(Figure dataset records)
———
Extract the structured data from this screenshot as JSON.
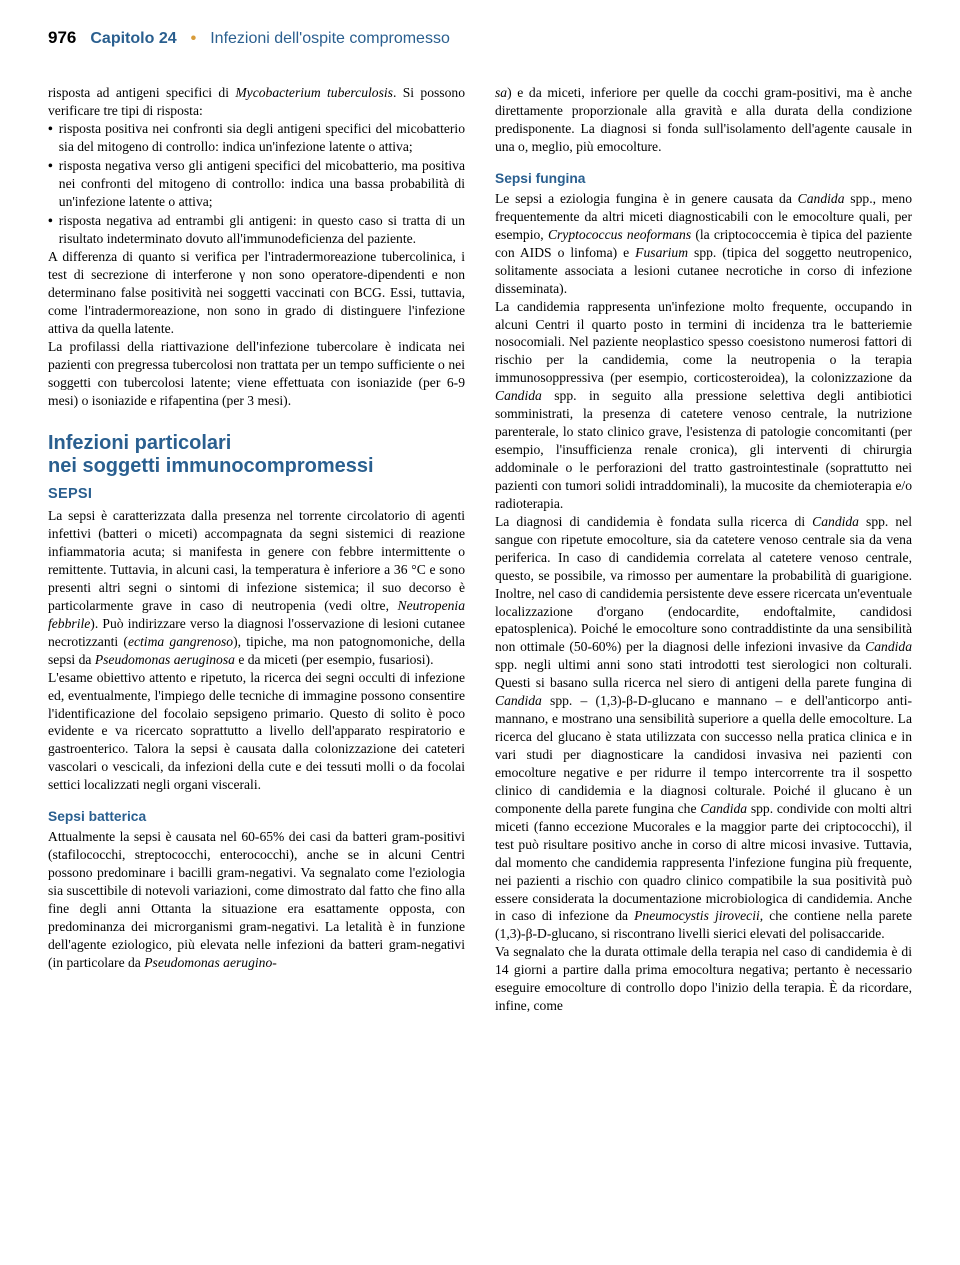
{
  "header": {
    "page_number": "976",
    "chapter_label": "Capitolo 24",
    "chapter_title": "Infezioni dell'ospite compromesso"
  },
  "colors": {
    "heading_blue": "#2a5f8f",
    "dot_gold": "#d89c3a",
    "text": "#000000",
    "background": "#ffffff"
  },
  "typography": {
    "body_fontsize_pt": 10.2,
    "heading_fontsize_pt": 15,
    "subsection_fontsize_pt": 11,
    "body_font": "Georgia, serif",
    "heading_font": "Helvetica Neue, sans-serif"
  },
  "left": {
    "intro": "risposta ad antigeni specifici di Mycobacterium tuberculosis. Si possono verificare tre tipi di risposta:",
    "bullets": [
      "risposta positiva nei confronti sia degli antigeni specifici del micobatterio sia del mitogeno di controllo: indica un'infezione latente o attiva;",
      "risposta negativa verso gli antigeni specifici del micobatterio, ma positiva nei confronti del mitogeno di controllo: indica una bassa probabilità di un'infezione latente o attiva;",
      "risposta negativa ad entrambi gli antigeni: in questo caso si tratta di un risultato indeterminato dovuto all'immunodeficienza del paziente."
    ],
    "para1": "A differenza di quanto si verifica per l'intradermoreazione tubercolinica, i test di secrezione di interferone γ non sono operatore-dipendenti e non determinano false positività nei soggetti vaccinati con BCG. Essi, tuttavia, come l'intradermoreazione, non sono in grado di distinguere l'infezione attiva da quella latente.",
    "para2": "La profilassi della riattivazione dell'infezione tubercolare è indicata nei pazienti con pregressa tubercolosi non trattata per un tempo sufficiente o nei soggetti con tubercolosi latente; viene effettuata con isoniazide (per 6-9 mesi) o isoniazide e rifapentina (per 3 mesi).",
    "section_title": "Infezioni particolari\nnei soggetti immunocompromessi",
    "subsection_sepsi": "SEPSI",
    "sepsi_para1": "La sepsi è caratterizzata dalla presenza nel torrente circolatorio di agenti infettivi (batteri o miceti) accompagnata da segni sistemici di reazione infiammatoria acuta; si manifesta in genere con febbre intermittente o remittente. Tuttavia, in alcuni casi, la temperatura è inferiore a 36 °C e sono presenti altri segni o sintomi di infezione sistemica; il suo decorso è particolarmente grave in caso di neutropenia (vedi oltre, Neutropenia febbrile). Può indirizzare verso la diagnosi l'osservazione di lesioni cutanee necrotizzanti (ectima gangrenoso), tipiche, ma non patognomoniche, della sepsi da Pseudomonas aeruginosa e da miceti (per esempio, fusariosi).",
    "sepsi_para2": "L'esame obiettivo attento e ripetuto, la ricerca dei segni occulti di infezione ed, eventualmente, l'impiego delle tecniche di immagine possono consentire l'identificazione del focolaio sepsigeno primario. Questo di solito è poco evidente e va ricercato soprattutto a livello dell'apparato respiratorio e gastroenterico. Talora la sepsi è causata dalla colonizzazione dei cateteri vascolari o vescicali, da infezioni della cute e dei tessuti molli o da focolai settici localizzati negli organi viscerali.",
    "subsub_batterica": "Sepsi batterica",
    "batterica_para": "Attualmente la sepsi è causata nel 60-65% dei casi da batteri gram-positivi (stafilococchi, streptococchi, enterococchi), anche se in alcuni Centri possono predominare i bacilli gram-negativi. Va segnalato come l'eziologia sia suscettibile di notevoli variazioni, come dimostrato dal fatto che fino alla fine degli anni Ottanta la situazione era esattamente opposta, con predominanza dei microrganismi gram-negativi. La letalità è in funzione dell'agente eziologico, più elevata nelle infezioni da batteri gram-negativi (in particolare da Pseudomonas aerugino-"
  },
  "right": {
    "cont_para": "sa) e da miceti, inferiore per quelle da cocchi gram-positivi, ma è anche direttamente proporzionale alla gravità e alla durata della condizione predisponente. La diagnosi si fonda sull'isolamento dell'agente causale in una o, meglio, più emocolture.",
    "subsub_fungina": "Sepsi fungina",
    "fungina_para1": "Le sepsi a eziologia fungina è in genere causata da Candida spp., meno frequentemente da altri miceti diagnosticabili con le emocolture quali, per esempio, Cryptococcus neoformans (la criptococcemia è tipica del paziente con AIDS o linfoma) e Fusarium spp. (tipica del soggetto neutropenico, solitamente associata a lesioni cutanee necrotiche in corso di infezione disseminata).",
    "fungina_para2": "La candidemia rappresenta un'infezione molto frequente, occupando in alcuni Centri il quarto posto in termini di incidenza tra le batteriemie nosocomiali. Nel paziente neoplastico spesso coesistono numerosi fattori di rischio per la candidemia, come la neutropenia o la terapia immunosoppressiva (per esempio, corticosteroidea), la colonizzazione da Candida spp. in seguito alla pressione selettiva degli antibiotici somministrati, la presenza di catetere venoso centrale, la nutrizione parenterale, lo stato clinico grave, l'esistenza di patologie concomitanti (per esempio, l'insufficienza renale cronica), gli interventi di chirurgia addominale o le perforazioni del tratto gastrointestinale (soprattutto nei pazienti con tumori solidi intraddominali), la mucosite da chemioterapia e/o radioterapia.",
    "fungina_para3": "La diagnosi di candidemia è fondata sulla ricerca di Candida spp. nel sangue con ripetute emocolture, sia da catetere venoso centrale sia da vena periferica. In caso di candidemia correlata al catetere venoso centrale, questo, se possibile, va rimosso per aumentare la probabilità di guarigione. Inoltre, nel caso di candidemia persistente deve essere ricercata un'eventuale localizzazione d'organo (endocardite, endoftalmite, candidosi epatosplenica). Poiché le emocolture sono contraddistinte da una sensibilità non ottimale (50-60%) per la diagnosi delle infezioni invasive da Candida spp. negli ultimi anni sono stati introdotti test sierologici non colturali. Questi si basano sulla ricerca nel siero di antigeni della parete fungina di Candida spp. – (1,3)-β-D-glucano e mannano – e dell'anticorpo anti-mannano, e mostrano una sensibilità superiore a quella delle emocolture. La ricerca del glucano è stata utilizzata con successo nella pratica clinica e in vari studi per diagnosticare la candidosi invasiva nei pazienti con emocolture negative e per ridurre il tempo intercorrente tra il sospetto clinico di candidemia e la diagnosi colturale. Poiché il glucano è un componente della parete fungina che Candida spp. condivide con molti altri miceti (fanno eccezione Mucorales e la maggior parte dei criptococchi), il test può risultare positivo anche in corso di altre micosi invasive. Tuttavia, dal momento che candidemia rappresenta l'infezione fungina più frequente, nei pazienti a rischio con quadro clinico compatibile la sua positività può essere considerata la documentazione microbiologica di candidemia. Anche in caso di infezione da Pneumocystis jirovecii, che contiene nella parete (1,3)-β-D-glucano, si riscontrano livelli sierici elevati del polisaccaride.",
    "fungina_para4": "Va segnalato che la durata ottimale della terapia nel caso di candidemia è di 14 giorni a partire dalla prima emocoltura negativa; pertanto è necessario eseguire emocolture di controllo dopo l'inizio della terapia. È da ricordare, infine, come"
  }
}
———
- PROBLEM REQUIREMENTS
Although the records contain pictures, print only the rest, exactly as written.

- EXERCISE ANSWER
Extract the structured data from this screenshot as JSON.
{
  "header": {
    "page_number": "976",
    "chapter_label": "Capitolo 24",
    "chapter_title": "Infezioni dell'ospite compromesso"
  },
  "colors": {
    "heading_blue": "#2a5f8f",
    "dot_gold": "#d89c3a",
    "text": "#000000",
    "background": "#ffffff"
  },
  "typography": {
    "body_fontsize_pt": 10.2,
    "heading_fontsize_pt": 15,
    "subsection_fontsize_pt": 11,
    "body_font": "Georgia, serif",
    "heading_font": "Helvetica Neue, sans-serif"
  },
  "left": {
    "intro": "risposta ad antigeni specifici di Mycobacterium tuberculosis. Si possono verificare tre tipi di risposta:",
    "bullets": [
      "risposta positiva nei confronti sia degli antigeni specifici del micobatterio sia del mitogeno di controllo: indica un'infezione latente o attiva;",
      "risposta negativa verso gli antigeni specifici del micobatterio, ma positiva nei confronti del mitogeno di controllo: indica una bassa probabilità di un'infezione latente o attiva;",
      "risposta negativa ad entrambi gli antigeni: in questo caso si tratta di un risultato indeterminato dovuto all'immunodeficienza del paziente."
    ],
    "para1": "A differenza di quanto si verifica per l'intradermoreazione tubercolinica, i test di secrezione di interferone γ non sono operatore-dipendenti e non determinano false positività nei soggetti vaccinati con BCG. Essi, tuttavia, come l'intradermoreazione, non sono in grado di distinguere l'infezione attiva da quella latente.",
    "para2": "La profilassi della riattivazione dell'infezione tubercolare è indicata nei pazienti con pregressa tubercolosi non trattata per un tempo sufficiente o nei soggetti con tubercolosi latente; viene effettuata con isoniazide (per 6-9 mesi) o isoniazide e rifapentina (per 3 mesi).",
    "section_title": "Infezioni particolari\nnei soggetti immunocompromessi",
    "subsection_sepsi": "SEPSI",
    "sepsi_para1": "La sepsi è caratterizzata dalla presenza nel torrente circolatorio di agenti infettivi (batteri o miceti) accompagnata da segni sistemici di reazione infiammatoria acuta; si manifesta in genere con febbre intermittente o remittente. Tuttavia, in alcuni casi, la temperatura è inferiore a 36 °C e sono presenti altri segni o sintomi di infezione sistemica; il suo decorso è particolarmente grave in caso di neutropenia (vedi oltre, Neutropenia febbrile). Può indirizzare verso la diagnosi l'osservazione di lesioni cutanee necrotizzanti (ectima gangrenoso), tipiche, ma non patognomoniche, della sepsi da Pseudomonas aeruginosa e da miceti (per esempio, fusariosi).",
    "sepsi_para2": "L'esame obiettivo attento e ripetuto, la ricerca dei segni occulti di infezione ed, eventualmente, l'impiego delle tecniche di immagine possono consentire l'identificazione del focolaio sepsigeno primario. Questo di solito è poco evidente e va ricercato soprattutto a livello dell'apparato respiratorio e gastroenterico. Talora la sepsi è causata dalla colonizzazione dei cateteri vascolari o vescicali, da infezioni della cute e dei tessuti molli o da focolai settici localizzati negli organi viscerali.",
    "subsub_batterica": "Sepsi batterica",
    "batterica_para": "Attualmente la sepsi è causata nel 60-65% dei casi da batteri gram-positivi (stafilococchi, streptococchi, enterococchi), anche se in alcuni Centri possono predominare i bacilli gram-negativi. Va segnalato come l'eziologia sia suscettibile di notevoli variazioni, come dimostrato dal fatto che fino alla fine degli anni Ottanta la situazione era esattamente opposta, con predominanza dei microrganismi gram-negativi. La letalità è in funzione dell'agente eziologico, più elevata nelle infezioni da batteri gram-negativi (in particolare da Pseudomonas aerugino-"
  },
  "right": {
    "cont_para": "sa) e da miceti, inferiore per quelle da cocchi gram-positivi, ma è anche direttamente proporzionale alla gravità e alla durata della condizione predisponente. La diagnosi si fonda sull'isolamento dell'agente causale in una o, meglio, più emocolture.",
    "subsub_fungina": "Sepsi fungina",
    "fungina_para1": "Le sepsi a eziologia fungina è in genere causata da Candida spp., meno frequentemente da altri miceti diagnosticabili con le emocolture quali, per esempio, Cryptococcus neoformans (la criptococcemia è tipica del paziente con AIDS o linfoma) e Fusarium spp. (tipica del soggetto neutropenico, solitamente associata a lesioni cutanee necrotiche in corso di infezione disseminata).",
    "fungina_para2": "La candidemia rappresenta un'infezione molto frequente, occupando in alcuni Centri il quarto posto in termini di incidenza tra le batteriemie nosocomiali. Nel paziente neoplastico spesso coesistono numerosi fattori di rischio per la candidemia, come la neutropenia o la terapia immunosoppressiva (per esempio, corticosteroidea), la colonizzazione da Candida spp. in seguito alla pressione selettiva degli antibiotici somministrati, la presenza di catetere venoso centrale, la nutrizione parenterale, lo stato clinico grave, l'esistenza di patologie concomitanti (per esempio, l'insufficienza renale cronica), gli interventi di chirurgia addominale o le perforazioni del tratto gastrointestinale (soprattutto nei pazienti con tumori solidi intraddominali), la mucosite da chemioterapia e/o radioterapia.",
    "fungina_para3": "La diagnosi di candidemia è fondata sulla ricerca di Candida spp. nel sangue con ripetute emocolture, sia da catetere venoso centrale sia da vena periferica. In caso di candidemia correlata al catetere venoso centrale, questo, se possibile, va rimosso per aumentare la probabilità di guarigione. Inoltre, nel caso di candidemia persistente deve essere ricercata un'eventuale localizzazione d'organo (endocardite, endoftalmite, candidosi epatosplenica). Poiché le emocolture sono contraddistinte da una sensibilità non ottimale (50-60%) per la diagnosi delle infezioni invasive da Candida spp. negli ultimi anni sono stati introdotti test sierologici non colturali. Questi si basano sulla ricerca nel siero di antigeni della parete fungina di Candida spp. – (1,3)-β-D-glucano e mannano – e dell'anticorpo anti-mannano, e mostrano una sensibilità superiore a quella delle emocolture. La ricerca del glucano è stata utilizzata con successo nella pratica clinica e in vari studi per diagnosticare la candidosi invasiva nei pazienti con emocolture negative e per ridurre il tempo intercorrente tra il sospetto clinico di candidemia e la diagnosi colturale. Poiché il glucano è un componente della parete fungina che Candida spp. condivide con molti altri miceti (fanno eccezione Mucorales e la maggior parte dei criptococchi), il test può risultare positivo anche in corso di altre micosi invasive. Tuttavia, dal momento che candidemia rappresenta l'infezione fungina più frequente, nei pazienti a rischio con quadro clinico compatibile la sua positività può essere considerata la documentazione microbiologica di candidemia. Anche in caso di infezione da Pneumocystis jirovecii, che contiene nella parete (1,3)-β-D-glucano, si riscontrano livelli sierici elevati del polisaccaride.",
    "fungina_para4": "Va segnalato che la durata ottimale della terapia nel caso di candidemia è di 14 giorni a partire dalla prima emocoltura negativa; pertanto è necessario eseguire emocolture di controllo dopo l'inizio della terapia. È da ricordare, infine, come"
  }
}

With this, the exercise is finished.